--- Problem statement ---
Please print all of the material below, word for word.

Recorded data

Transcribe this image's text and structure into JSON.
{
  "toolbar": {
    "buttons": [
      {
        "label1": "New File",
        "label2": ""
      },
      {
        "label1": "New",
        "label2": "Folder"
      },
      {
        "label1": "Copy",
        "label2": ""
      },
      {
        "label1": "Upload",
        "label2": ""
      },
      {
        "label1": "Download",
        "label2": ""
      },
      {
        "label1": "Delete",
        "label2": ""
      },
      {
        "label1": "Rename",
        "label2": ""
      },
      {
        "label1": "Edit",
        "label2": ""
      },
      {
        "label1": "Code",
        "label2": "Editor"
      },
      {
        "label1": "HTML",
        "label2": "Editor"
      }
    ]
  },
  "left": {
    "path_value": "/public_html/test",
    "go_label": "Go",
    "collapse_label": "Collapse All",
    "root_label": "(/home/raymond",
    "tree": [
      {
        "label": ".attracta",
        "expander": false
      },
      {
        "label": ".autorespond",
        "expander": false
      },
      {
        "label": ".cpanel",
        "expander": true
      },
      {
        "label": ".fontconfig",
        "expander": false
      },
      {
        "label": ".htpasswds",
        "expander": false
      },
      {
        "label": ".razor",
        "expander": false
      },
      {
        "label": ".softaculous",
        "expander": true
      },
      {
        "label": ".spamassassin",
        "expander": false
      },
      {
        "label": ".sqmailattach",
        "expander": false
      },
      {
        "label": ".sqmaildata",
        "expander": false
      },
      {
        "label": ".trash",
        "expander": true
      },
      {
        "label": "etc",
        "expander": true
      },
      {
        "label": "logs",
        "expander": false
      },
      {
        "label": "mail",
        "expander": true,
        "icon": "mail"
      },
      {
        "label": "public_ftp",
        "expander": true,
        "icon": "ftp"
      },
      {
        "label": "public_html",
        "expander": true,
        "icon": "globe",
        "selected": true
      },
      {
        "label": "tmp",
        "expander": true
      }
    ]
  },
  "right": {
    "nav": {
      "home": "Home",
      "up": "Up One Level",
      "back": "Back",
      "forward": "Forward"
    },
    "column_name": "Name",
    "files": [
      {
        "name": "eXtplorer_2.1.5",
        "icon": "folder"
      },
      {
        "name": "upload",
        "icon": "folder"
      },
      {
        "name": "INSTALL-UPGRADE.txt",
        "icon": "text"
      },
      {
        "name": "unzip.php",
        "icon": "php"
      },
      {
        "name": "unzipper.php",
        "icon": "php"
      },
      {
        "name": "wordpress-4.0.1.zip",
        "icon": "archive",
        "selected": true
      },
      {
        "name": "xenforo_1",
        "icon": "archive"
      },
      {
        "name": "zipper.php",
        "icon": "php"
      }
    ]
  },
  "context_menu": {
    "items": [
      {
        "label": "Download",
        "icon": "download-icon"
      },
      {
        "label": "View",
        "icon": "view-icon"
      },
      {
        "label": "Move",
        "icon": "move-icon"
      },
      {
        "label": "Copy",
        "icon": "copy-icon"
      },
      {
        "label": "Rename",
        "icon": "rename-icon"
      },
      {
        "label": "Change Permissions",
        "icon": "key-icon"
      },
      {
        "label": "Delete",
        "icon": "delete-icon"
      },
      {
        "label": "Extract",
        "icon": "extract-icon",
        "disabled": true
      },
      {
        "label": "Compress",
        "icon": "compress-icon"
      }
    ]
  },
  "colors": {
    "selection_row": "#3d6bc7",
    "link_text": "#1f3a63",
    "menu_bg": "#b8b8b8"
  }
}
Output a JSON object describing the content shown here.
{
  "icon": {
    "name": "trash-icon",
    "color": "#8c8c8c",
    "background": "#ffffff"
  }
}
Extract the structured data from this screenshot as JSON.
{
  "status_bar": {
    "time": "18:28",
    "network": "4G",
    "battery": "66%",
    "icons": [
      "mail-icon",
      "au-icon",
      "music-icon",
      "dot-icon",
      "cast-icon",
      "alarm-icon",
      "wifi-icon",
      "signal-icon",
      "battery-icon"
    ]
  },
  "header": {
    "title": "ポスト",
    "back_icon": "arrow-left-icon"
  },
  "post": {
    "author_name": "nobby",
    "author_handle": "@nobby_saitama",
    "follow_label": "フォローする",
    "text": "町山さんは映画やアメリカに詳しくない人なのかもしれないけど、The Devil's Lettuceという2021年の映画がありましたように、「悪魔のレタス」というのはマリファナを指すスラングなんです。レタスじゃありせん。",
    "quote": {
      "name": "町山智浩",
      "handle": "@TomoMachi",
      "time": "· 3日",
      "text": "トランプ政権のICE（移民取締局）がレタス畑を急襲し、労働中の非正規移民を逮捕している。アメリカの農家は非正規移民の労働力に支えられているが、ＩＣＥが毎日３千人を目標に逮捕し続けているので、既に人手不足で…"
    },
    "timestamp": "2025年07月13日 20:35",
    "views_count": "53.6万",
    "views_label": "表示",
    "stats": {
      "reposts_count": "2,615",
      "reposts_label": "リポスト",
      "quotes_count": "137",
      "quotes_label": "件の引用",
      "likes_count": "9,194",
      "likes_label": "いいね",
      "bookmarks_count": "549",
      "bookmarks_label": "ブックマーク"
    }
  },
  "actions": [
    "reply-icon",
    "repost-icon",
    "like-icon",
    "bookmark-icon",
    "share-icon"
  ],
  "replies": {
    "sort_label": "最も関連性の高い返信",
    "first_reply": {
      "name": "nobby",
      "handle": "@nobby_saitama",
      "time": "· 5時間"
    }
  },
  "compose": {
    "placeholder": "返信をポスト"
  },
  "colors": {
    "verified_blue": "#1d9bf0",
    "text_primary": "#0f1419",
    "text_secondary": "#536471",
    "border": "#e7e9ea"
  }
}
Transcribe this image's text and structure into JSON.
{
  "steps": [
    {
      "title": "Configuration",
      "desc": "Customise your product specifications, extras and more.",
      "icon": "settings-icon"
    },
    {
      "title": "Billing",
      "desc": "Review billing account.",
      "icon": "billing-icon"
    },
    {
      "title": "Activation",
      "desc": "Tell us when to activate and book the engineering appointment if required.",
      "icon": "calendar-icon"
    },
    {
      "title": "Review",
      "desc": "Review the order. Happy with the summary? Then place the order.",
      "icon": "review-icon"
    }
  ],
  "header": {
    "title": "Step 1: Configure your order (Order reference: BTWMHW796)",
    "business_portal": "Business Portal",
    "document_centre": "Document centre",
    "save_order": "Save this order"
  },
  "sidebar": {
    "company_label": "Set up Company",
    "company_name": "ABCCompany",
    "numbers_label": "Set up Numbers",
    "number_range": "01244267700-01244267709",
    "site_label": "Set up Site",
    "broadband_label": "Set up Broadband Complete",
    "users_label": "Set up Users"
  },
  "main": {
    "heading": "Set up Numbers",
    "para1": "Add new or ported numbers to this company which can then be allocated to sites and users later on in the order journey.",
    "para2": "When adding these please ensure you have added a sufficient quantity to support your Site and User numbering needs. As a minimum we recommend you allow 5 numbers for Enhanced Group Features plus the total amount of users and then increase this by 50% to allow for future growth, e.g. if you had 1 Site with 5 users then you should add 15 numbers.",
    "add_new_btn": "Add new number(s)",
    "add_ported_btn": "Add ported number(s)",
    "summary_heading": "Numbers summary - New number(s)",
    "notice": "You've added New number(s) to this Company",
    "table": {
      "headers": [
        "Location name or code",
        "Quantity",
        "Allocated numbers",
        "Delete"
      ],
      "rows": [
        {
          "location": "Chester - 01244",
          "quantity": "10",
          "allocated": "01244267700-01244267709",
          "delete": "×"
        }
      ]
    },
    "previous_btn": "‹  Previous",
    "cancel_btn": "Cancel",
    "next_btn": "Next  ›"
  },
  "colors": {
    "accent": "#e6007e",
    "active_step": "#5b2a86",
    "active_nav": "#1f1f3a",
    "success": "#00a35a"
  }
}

--- Response for this exercise ---
Transcribe this image's text and structure into JSON.
{
  "toolbar": {
    "buttons": [
      {
        "label1": "New File",
        "label2": ""
      },
      {
        "label1": "New",
        "label2": "Folder"
      },
      {
        "label1": "Copy",
        "label2": ""
      },
      {
        "label1": "Upload",
        "label2": ""
      },
      {
        "label1": "Download",
        "label2": ""
      },
      {
        "label1": "Delete",
        "label2": ""
      },
      {
        "label1": "Rename",
        "label2": ""
      },
      {
        "label1": "Edit",
        "label2": ""
      },
      {
        "label1": "Code",
        "label2": "Editor"
      },
      {
        "label1": "HTML",
        "label2": "Editor"
      }
    ]
  },
  "left": {
    "path_value": "/public_html/test",
    "go_label": "Go",
    "collapse_label": "Collapse All",
    "root_label": "(/home/raymond",
    "tree": [
      {
        "label": ".attracta",
        "expander": false
      },
      {
        "label": ".autorespond",
        "expander": false
      },
      {
        "label": ".cpanel",
        "expander": true
      },
      {
        "label": ".fontconfig",
        "expander": false
      },
      {
        "label": ".htpasswds",
        "expander": false
      },
      {
        "label": ".razor",
        "expander": false
      },
      {
        "label": ".softaculous",
        "expander": true
      },
      {
        "label": ".spamassassin",
        "expander": false
      },
      {
        "label": ".sqmailattach",
        "expander": false
      },
      {
        "label": ".sqmaildata",
        "expander": false
      },
      {
        "label": ".trash",
        "expander": true
      },
      {
        "label": "etc",
        "expander": true
      },
      {
        "label": "logs",
        "expander": false
      },
      {
        "label": "mail",
        "expander": true,
        "icon": "mail"
      },
      {
        "label": "public_ftp",
        "expander": true,
        "icon": "ftp"
      },
      {
        "label": "public_html",
        "expander": true,
        "icon": "globe",
        "selected": true
      },
      {
        "label": "tmp",
        "expander": true
      }
    ]
  },
  "right": {
    "nav": {
      "home": "Home",
      "up": "Up One Level",
      "back": "Back",
      "forward": "Forward"
    },
    "column_name": "Name",
    "files": [
      {
        "name": "eXtplorer_2.1.5",
        "icon": "folder"
      },
      {
        "name": "upload",
        "icon": "folder"
      },
      {
        "name": "INSTALL-UPGRADE.txt",
        "icon": "text"
      },
      {
        "name": "unzip.php",
        "icon": "php"
      },
      {
        "name": "unzipper.php",
        "icon": "php"
      },
      {
        "name": "wordpress-4.0.1.zip",
        "icon": "archive",
        "selected": true
      },
      {
        "name": "xenforo_1",
        "icon": "archive"
      },
      {
        "name": "zipper.php",
        "icon": "php"
      }
    ]
  },
  "context_menu": {
    "items": [
      {
        "label": "Download",
        "icon": "download-icon"
      },
      {
        "label": "View",
        "icon": "view-icon"
      },
      {
        "label": "Move",
        "icon": "move-icon"
      },
      {
        "label": "Copy",
        "icon": "copy-icon"
      },
      {
        "label": "Rename",
        "icon": "rename-icon"
      },
      {
        "label": "Change Permissions",
        "icon": "key-icon"
      },
      {
        "label": "Delete",
        "icon": "delete-icon"
      },
      {
        "label": "Extract",
        "icon": "extract-icon",
        "disabled": true
      },
      {
        "label": "Compress",
        "icon": "compress-icon"
      }
    ]
  },
  "colors": {
    "selection_row": "#3d6bc7",
    "link_text": "#1f3a63",
    "menu_bg": "#b8b8b8"
  }
}
Output a JSON object describing the content shown here.
{
  "icon": {
    "name": "trash-icon",
    "color": "#8c8c8c",
    "background": "#ffffff"
  }
}
Extract the structured data from this screenshot as JSON.
{
  "status_bar": {
    "time": "18:28",
    "network": "4G",
    "battery": "66%",
    "icons": [
      "mail-icon",
      "au-icon",
      "music-icon",
      "dot-icon",
      "cast-icon",
      "alarm-icon",
      "wifi-icon",
      "signal-icon",
      "battery-icon"
    ]
  },
  "header": {
    "title": "ポスト",
    "back_icon": "arrow-left-icon"
  },
  "post": {
    "author_name": "nobby",
    "author_handle": "@nobby_saitama",
    "follow_label": "フォローする",
    "text": "町山さんは映画やアメリカに詳しくない人なのかもしれないけど、The Devil's Lettuceという2021年の映画がありましたように、「悪魔のレタス」というのはマリファナを指すスラングなんです。レタスじゃありせん。",
    "quote": {
      "name": "町山智浩",
      "handle": "@TomoMachi",
      "time": "· 3日",
      "text": "トランプ政権のICE（移民取締局）がレタス畑を急襲し、労働中の非正規移民を逮捕している。アメリカの農家は非正規移民の労働力に支えられているが、ＩＣＥが毎日３千人を目標に逮捕し続けているので、既に人手不足で…"
    },
    "timestamp": "2025年07月13日 20:35",
    "views_count": "53.6万",
    "views_label": "表示",
    "stats": {
      "reposts_count": "2,615",
      "reposts_label": "リポスト",
      "quotes_count": "137",
      "quotes_label": "件の引用",
      "likes_count": "9,194",
      "likes_label": "いいね",
      "bookmarks_count": "549",
      "bookmarks_label": "ブックマーク"
    }
  },
  "actions": [
    "reply-icon",
    "repost-icon",
    "like-icon",
    "bookmark-icon",
    "share-icon"
  ],
  "replies": {
    "sort_label": "最も関連性の高い返信",
    "first_reply": {
      "name": "nobby",
      "handle": "@nobby_saitama",
      "time": "· 5時間"
    }
  },
  "compose": {
    "placeholder": "返信をポスト"
  },
  "colors": {
    "verified_blue": "#1d9bf0",
    "text_primary": "#0f1419",
    "text_secondary": "#536471",
    "border": "#e7e9ea"
  }
}
Transcribe this image's text and structure into JSON.
{
  "steps": [
    {
      "title": "Configuration",
      "desc": "Customise your product specifications, extras and more.",
      "icon": "settings-icon"
    },
    {
      "title": "Billing",
      "desc": "Review billing account.",
      "icon": "billing-icon"
    },
    {
      "title": "Activation",
      "desc": "Tell us when to activate and book the engineering appointment if required.",
      "icon": "calendar-icon"
    },
    {
      "title": "Review",
      "desc": "Review the order. Happy with the summary? Then place the order.",
      "icon": "review-icon"
    }
  ],
  "header": {
    "title": "Step 1: Configure your order (Order reference: BTWMHW796)",
    "business_portal": "Business Portal",
    "document_centre": "Document centre",
    "save_order": "Save this order"
  },
  "sidebar": {
    "company_label": "Set up Company",
    "company_name": "ABCCompany",
    "numbers_label": "Set up Numbers",
    "number_range": "01244267700-01244267709",
    "site_label": "Set up Site",
    "broadband_label": "Set up Broadband Complete",
    "users_label": "Set up Users"
  },
  "main": {
    "heading": "Set up Numbers",
    "para1": "Add new or ported numbers to this company which can then be allocated to sites and users later on in the order journey.",
    "para2": "When adding these please ensure you have added a sufficient quantity to support your Site and User numbering needs. As a minimum we recommend you allow 5 numbers for Enhanced Group Features plus the total amount of users and then increase this by 50% to allow for future growth, e.g. if you had 1 Site with 5 users then you should add 15 numbers.",
    "add_new_btn": "Add new number(s)",
    "add_ported_btn": "Add ported number(s)",
    "summary_heading": "Numbers summary - New number(s)",
    "notice": "You've added New number(s) to this Company",
    "table": {
      "headers": [
        "Location name or code",
        "Quantity",
        "Allocated numbers",
        "Delete"
      ],
      "rows": [
        {
          "location": "Chester - 01244",
          "quantity": "10",
          "allocated": "01244267700-01244267709",
          "delete": "×"
        }
      ]
    },
    "previous_btn": "‹  Previous",
    "cancel_btn": "Cancel",
    "next_btn": "Next  ›"
  },
  "colors": {
    "accent": "#e6007e",
    "active_step": "#5b2a86",
    "active_nav": "#1f1f3a",
    "success": "#00a35a"
  }
}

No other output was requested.